◆ **EXERCISE DETAILS**
Only lines holding the string "left" are wanted; copy each one from the material.

◆ **RAW DATA**
┌──
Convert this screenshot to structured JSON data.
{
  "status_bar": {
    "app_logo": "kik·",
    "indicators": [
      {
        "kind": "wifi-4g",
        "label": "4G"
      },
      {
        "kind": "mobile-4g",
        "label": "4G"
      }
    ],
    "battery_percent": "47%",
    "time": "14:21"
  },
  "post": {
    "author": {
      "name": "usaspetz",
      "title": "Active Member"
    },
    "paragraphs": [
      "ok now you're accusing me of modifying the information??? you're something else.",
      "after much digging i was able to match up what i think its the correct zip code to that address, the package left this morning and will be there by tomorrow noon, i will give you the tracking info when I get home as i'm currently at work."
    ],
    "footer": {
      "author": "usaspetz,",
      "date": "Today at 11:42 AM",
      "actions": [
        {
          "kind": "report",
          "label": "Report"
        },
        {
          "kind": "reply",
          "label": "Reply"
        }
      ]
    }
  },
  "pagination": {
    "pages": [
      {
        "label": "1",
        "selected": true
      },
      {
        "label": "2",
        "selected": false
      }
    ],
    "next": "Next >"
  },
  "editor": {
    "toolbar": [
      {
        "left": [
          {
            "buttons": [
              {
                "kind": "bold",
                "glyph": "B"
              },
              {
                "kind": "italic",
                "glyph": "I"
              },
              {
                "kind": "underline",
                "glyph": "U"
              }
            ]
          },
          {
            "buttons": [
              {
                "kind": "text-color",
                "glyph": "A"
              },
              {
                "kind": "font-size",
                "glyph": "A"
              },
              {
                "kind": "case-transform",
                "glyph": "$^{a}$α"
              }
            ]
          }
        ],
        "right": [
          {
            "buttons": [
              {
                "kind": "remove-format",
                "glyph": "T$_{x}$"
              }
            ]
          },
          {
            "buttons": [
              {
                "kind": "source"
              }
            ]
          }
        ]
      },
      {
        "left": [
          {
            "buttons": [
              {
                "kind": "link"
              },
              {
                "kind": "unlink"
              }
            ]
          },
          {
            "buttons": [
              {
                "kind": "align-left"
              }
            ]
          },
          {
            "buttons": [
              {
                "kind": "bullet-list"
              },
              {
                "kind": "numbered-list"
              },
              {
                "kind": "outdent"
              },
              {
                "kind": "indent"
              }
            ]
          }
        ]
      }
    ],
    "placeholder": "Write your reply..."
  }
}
└──
◆ **EXERCISE ANSWER**
      "after much digging i was able to match up what i think its the correct zip code to that address, the package left this morning and will be there by tomorrow noon, i will give you the tracking info when I get home as i'm currently at work."
        "left": [
        "left": [
                "kind": "align-left"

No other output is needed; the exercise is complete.